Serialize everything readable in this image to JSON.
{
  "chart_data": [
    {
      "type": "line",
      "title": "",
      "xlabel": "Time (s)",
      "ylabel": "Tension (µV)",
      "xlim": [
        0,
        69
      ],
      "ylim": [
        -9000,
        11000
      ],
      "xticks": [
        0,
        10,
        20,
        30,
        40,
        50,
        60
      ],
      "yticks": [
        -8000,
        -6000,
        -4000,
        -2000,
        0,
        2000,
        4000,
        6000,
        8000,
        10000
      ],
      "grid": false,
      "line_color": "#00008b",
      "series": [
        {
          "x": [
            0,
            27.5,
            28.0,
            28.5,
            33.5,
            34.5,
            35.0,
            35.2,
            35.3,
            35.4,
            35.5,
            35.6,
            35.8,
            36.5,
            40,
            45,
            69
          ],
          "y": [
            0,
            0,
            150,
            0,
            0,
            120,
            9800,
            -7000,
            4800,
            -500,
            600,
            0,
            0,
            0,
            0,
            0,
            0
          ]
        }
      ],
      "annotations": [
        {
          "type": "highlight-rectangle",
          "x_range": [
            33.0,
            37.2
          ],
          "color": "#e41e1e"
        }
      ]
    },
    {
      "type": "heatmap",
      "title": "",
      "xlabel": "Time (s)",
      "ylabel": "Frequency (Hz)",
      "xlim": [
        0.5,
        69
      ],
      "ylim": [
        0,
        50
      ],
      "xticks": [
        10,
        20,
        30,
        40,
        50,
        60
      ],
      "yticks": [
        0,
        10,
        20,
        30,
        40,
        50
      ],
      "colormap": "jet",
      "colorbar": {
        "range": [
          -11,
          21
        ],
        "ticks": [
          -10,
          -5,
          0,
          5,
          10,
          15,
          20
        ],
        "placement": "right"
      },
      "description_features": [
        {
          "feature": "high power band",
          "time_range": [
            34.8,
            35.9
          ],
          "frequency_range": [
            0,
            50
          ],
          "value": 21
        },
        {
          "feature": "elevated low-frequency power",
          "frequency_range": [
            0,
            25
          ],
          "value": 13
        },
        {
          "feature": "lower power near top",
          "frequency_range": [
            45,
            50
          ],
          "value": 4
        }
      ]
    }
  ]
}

───

WHAT NEEDS TO BE DONE: Transcribe the entire listing above precisely.

OUTPUT:
Serialize everything readable in this image to JSON.
{
  "chart_data": [
    {
      "type": "line",
      "title": "",
      "xlabel": "Time (s)",
      "ylabel": "Tension (µV)",
      "xlim": [
        0,
        69
      ],
      "ylim": [
        -9000,
        11000
      ],
      "xticks": [
        0,
        10,
        20,
        30,
        40,
        50,
        60
      ],
      "yticks": [
        -8000,
        -6000,
        -4000,
        -2000,
        0,
        2000,
        4000,
        6000,
        8000,
        10000
      ],
      "grid": false,
      "line_color": "#00008b",
      "series": [
        {
          "x": [
            0,
            27.5,
            28.0,
            28.5,
            33.5,
            34.5,
            35.0,
            35.2,
            35.3,
            35.4,
            35.5,
            35.6,
            35.8,
            36.5,
            40,
            45,
            69
          ],
          "y": [
            0,
            0,
            150,
            0,
            0,
            120,
            9800,
            -7000,
            4800,
            -500,
            600,
            0,
            0,
            0,
            0,
            0,
            0
          ]
        }
      ],
      "annotations": [
        {
          "type": "highlight-rectangle",
          "x_range": [
            33.0,
            37.2
          ],
          "color": "#e41e1e"
        }
      ]
    },
    {
      "type": "heatmap",
      "title": "",
      "xlabel": "Time (s)",
      "ylabel": "Frequency (Hz)",
      "xlim": [
        0.5,
        69
      ],
      "ylim": [
        0,
        50
      ],
      "xticks": [
        10,
        20,
        30,
        40,
        50,
        60
      ],
      "yticks": [
        0,
        10,
        20,
        30,
        40,
        50
      ],
      "colormap": "jet",
      "colorbar": {
        "range": [
          -11,
          21
        ],
        "ticks": [
          -10,
          -5,
          0,
          5,
          10,
          15,
          20
        ],
        "placement": "right"
      },
      "description_features": [
        {
          "feature": "high power band",
          "time_range": [
            34.8,
            35.9
          ],
          "frequency_range": [
            0,
            50
          ],
          "value": 21
        },
        {
          "feature": "elevated low-frequency power",
          "frequency_range": [
            0,
            25
          ],
          "value": 13
        },
        {
          "feature": "lower power near top",
          "frequency_range": [
            45,
            50
          ],
          "value": 4
        }
      ]
    }
  ]
}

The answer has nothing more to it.